YOUR INSTRUCTIONS
Replace "fuse-slot" with "fuse-socket" throughout the items below and repeat the lines with no other change.
"""
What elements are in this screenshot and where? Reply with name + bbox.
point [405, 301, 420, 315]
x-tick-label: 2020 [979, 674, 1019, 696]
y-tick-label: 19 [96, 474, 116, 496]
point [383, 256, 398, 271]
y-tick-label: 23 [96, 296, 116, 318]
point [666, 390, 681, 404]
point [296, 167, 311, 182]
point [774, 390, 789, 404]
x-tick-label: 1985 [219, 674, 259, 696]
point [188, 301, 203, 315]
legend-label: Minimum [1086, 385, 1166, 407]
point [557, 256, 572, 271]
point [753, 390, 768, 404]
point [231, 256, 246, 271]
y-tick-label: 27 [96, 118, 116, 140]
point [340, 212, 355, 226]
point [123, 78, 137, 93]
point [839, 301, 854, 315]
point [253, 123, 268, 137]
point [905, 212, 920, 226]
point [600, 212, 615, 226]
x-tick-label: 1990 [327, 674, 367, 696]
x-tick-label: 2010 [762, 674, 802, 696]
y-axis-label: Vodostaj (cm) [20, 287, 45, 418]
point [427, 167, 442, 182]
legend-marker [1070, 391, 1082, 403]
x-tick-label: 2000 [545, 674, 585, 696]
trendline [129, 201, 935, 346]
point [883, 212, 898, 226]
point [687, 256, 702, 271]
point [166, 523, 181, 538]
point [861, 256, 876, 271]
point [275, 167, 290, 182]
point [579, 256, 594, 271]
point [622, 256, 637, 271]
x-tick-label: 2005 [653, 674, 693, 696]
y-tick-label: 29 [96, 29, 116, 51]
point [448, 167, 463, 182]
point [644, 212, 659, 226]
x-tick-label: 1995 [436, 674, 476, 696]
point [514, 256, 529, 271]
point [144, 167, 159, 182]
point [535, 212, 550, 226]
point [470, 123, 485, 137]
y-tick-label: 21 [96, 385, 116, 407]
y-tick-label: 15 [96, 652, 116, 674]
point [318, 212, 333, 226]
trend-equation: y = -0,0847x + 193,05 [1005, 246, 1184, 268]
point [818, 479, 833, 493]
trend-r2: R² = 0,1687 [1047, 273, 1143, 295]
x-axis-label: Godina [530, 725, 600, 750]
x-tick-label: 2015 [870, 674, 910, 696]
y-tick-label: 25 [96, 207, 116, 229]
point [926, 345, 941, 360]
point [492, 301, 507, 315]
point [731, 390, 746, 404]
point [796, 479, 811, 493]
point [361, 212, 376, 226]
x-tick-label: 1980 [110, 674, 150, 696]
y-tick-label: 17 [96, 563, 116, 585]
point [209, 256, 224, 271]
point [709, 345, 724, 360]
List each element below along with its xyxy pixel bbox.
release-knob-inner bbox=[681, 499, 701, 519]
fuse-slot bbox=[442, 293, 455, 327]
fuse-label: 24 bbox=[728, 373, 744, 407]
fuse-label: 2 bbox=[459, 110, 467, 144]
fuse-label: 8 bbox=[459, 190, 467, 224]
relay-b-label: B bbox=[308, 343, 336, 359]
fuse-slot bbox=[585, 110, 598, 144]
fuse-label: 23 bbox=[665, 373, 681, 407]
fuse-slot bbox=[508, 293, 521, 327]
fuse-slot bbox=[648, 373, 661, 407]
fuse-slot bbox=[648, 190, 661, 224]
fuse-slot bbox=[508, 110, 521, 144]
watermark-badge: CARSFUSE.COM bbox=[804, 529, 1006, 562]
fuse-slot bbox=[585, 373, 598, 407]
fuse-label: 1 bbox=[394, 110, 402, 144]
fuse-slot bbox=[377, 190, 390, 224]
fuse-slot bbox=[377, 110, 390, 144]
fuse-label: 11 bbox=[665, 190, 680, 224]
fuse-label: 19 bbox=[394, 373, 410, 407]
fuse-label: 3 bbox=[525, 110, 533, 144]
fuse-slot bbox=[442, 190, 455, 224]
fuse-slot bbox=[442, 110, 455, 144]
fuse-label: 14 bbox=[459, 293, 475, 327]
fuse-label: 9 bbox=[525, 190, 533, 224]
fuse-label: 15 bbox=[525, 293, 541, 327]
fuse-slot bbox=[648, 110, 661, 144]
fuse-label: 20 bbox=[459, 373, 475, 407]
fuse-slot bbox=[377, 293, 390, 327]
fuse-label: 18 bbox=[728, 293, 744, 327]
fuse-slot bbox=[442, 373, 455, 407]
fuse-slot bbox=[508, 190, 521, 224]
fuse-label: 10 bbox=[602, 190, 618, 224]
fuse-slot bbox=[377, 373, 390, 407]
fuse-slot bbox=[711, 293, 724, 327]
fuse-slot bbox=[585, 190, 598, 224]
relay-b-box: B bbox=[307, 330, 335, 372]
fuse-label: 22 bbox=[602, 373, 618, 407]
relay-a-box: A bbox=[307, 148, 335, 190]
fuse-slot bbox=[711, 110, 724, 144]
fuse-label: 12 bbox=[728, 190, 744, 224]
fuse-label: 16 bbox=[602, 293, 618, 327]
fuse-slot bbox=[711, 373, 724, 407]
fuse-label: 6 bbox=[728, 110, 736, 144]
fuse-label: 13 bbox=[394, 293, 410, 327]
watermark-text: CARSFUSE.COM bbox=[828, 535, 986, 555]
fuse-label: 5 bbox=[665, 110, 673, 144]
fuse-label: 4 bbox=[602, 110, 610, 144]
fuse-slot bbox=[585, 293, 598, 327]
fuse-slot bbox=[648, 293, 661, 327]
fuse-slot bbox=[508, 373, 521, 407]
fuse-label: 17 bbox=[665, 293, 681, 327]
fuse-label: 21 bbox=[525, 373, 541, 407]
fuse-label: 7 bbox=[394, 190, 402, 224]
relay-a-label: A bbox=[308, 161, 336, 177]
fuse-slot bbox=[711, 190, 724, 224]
"""
THE REPLY
What elements are in this screenshot and where? Reply with name + bbox.
point [405, 301, 420, 315]
x-tick-label: 2020 [979, 674, 1019, 696]
y-tick-label: 19 [96, 474, 116, 496]
point [383, 256, 398, 271]
y-tick-label: 23 [96, 296, 116, 318]
point [666, 390, 681, 404]
point [296, 167, 311, 182]
point [774, 390, 789, 404]
x-tick-label: 1985 [219, 674, 259, 696]
point [188, 301, 203, 315]
legend-label: Minimum [1086, 385, 1166, 407]
point [557, 256, 572, 271]
point [753, 390, 768, 404]
point [231, 256, 246, 271]
y-tick-label: 27 [96, 118, 116, 140]
point [340, 212, 355, 226]
point [123, 78, 137, 93]
point [839, 301, 854, 315]
point [253, 123, 268, 137]
point [905, 212, 920, 226]
point [600, 212, 615, 226]
x-tick-label: 1990 [327, 674, 367, 696]
x-tick-label: 2010 [762, 674, 802, 696]
y-axis-label: Vodostaj (cm) [20, 287, 45, 418]
point [427, 167, 442, 182]
legend-marker [1070, 391, 1082, 403]
x-tick-label: 2000 [545, 674, 585, 696]
trendline [129, 201, 935, 346]
point [883, 212, 898, 226]
point [687, 256, 702, 271]
point [166, 523, 181, 538]
point [861, 256, 876, 271]
point [275, 167, 290, 182]
point [579, 256, 594, 271]
point [622, 256, 637, 271]
x-tick-label: 2005 [653, 674, 693, 696]
y-tick-label: 29 [96, 29, 116, 51]
point [448, 167, 463, 182]
point [644, 212, 659, 226]
x-tick-label: 1995 [436, 674, 476, 696]
point [514, 256, 529, 271]
point [144, 167, 159, 182]
point [535, 212, 550, 226]
point [470, 123, 485, 137]
y-tick-label: 21 [96, 385, 116, 407]
y-tick-label: 15 [96, 652, 116, 674]
point [318, 212, 333, 226]
trend-equation: y = -0,0847x + 193,05 [1005, 246, 1184, 268]
point [818, 479, 833, 493]
trend-r2: R² = 0,1687 [1047, 273, 1143, 295]
x-axis-label: Godina [530, 725, 600, 750]
x-tick-label: 2015 [870, 674, 910, 696]
y-tick-label: 25 [96, 207, 116, 229]
point [926, 345, 941, 360]
point [492, 301, 507, 315]
point [731, 390, 746, 404]
point [796, 479, 811, 493]
point [361, 212, 376, 226]
x-tick-label: 1980 [110, 674, 150, 696]
y-tick-label: 17 [96, 563, 116, 585]
point [209, 256, 224, 271]
point [709, 345, 724, 360]
List each element below along with its xyxy pixel bbox.
release-knob-inner bbox=[681, 499, 701, 519]
fuse-socket bbox=[442, 293, 455, 327]
fuse-label: 24 bbox=[728, 373, 744, 407]
fuse-label: 2 bbox=[459, 110, 467, 144]
fuse-label: 8 bbox=[459, 190, 467, 224]
relay-b-label: B bbox=[308, 343, 336, 359]
fuse-socket bbox=[585, 110, 598, 144]
fuse-label: 23 bbox=[665, 373, 681, 407]
fuse-socket bbox=[508, 293, 521, 327]
fuse-socket bbox=[648, 373, 661, 407]
fuse-socket bbox=[648, 190, 661, 224]
fuse-socket bbox=[508, 110, 521, 144]
watermark-badge: CARSFUSE.COM bbox=[804, 529, 1006, 562]
fuse-socket bbox=[585, 373, 598, 407]
fuse-label: 1 bbox=[394, 110, 402, 144]
fuse-socket bbox=[377, 190, 390, 224]
fuse-socket bbox=[377, 110, 390, 144]
fuse-label: 11 bbox=[665, 190, 680, 224]
fuse-label: 19 bbox=[394, 373, 410, 407]
fuse-label: 3 bbox=[525, 110, 533, 144]
fuse-socket bbox=[442, 190, 455, 224]
fuse-socket bbox=[442, 110, 455, 144]
fuse-label: 14 bbox=[459, 293, 475, 327]
fuse-label: 9 bbox=[525, 190, 533, 224]
fuse-label: 15 bbox=[525, 293, 541, 327]
fuse-socket bbox=[648, 110, 661, 144]
fuse-label: 20 bbox=[459, 373, 475, 407]
fuse-socket bbox=[377, 293, 390, 327]
fuse-label: 18 bbox=[728, 293, 744, 327]
fuse-socket bbox=[442, 373, 455, 407]
fuse-socket bbox=[508, 190, 521, 224]
fuse-label: 10 bbox=[602, 190, 618, 224]
fuse-socket bbox=[377, 373, 390, 407]
fuse-socket bbox=[711, 293, 724, 327]
fuse-socket bbox=[585, 190, 598, 224]
relay-b-box: B bbox=[307, 330, 335, 372]
fuse-label: 22 bbox=[602, 373, 618, 407]
relay-a-box: A bbox=[307, 148, 335, 190]
fuse-socket bbox=[711, 110, 724, 144]
fuse-label: 12 bbox=[728, 190, 744, 224]
fuse-label: 16 bbox=[602, 293, 618, 327]
fuse-socket bbox=[711, 373, 724, 407]
fuse-label: 6 bbox=[728, 110, 736, 144]
fuse-label: 13 bbox=[394, 293, 410, 327]
watermark-text: CARSFUSE.COM bbox=[828, 535, 986, 555]
fuse-label: 5 bbox=[665, 110, 673, 144]
fuse-label: 4 bbox=[602, 110, 610, 144]
fuse-socket bbox=[585, 293, 598, 327]
fuse-socket bbox=[648, 293, 661, 327]
fuse-socket bbox=[508, 373, 521, 407]
fuse-label: 17 bbox=[665, 293, 681, 327]
fuse-label: 21 bbox=[525, 373, 541, 407]
fuse-label: 7 bbox=[394, 190, 402, 224]
relay-a-label: A bbox=[308, 161, 336, 177]
fuse-socket bbox=[711, 190, 724, 224]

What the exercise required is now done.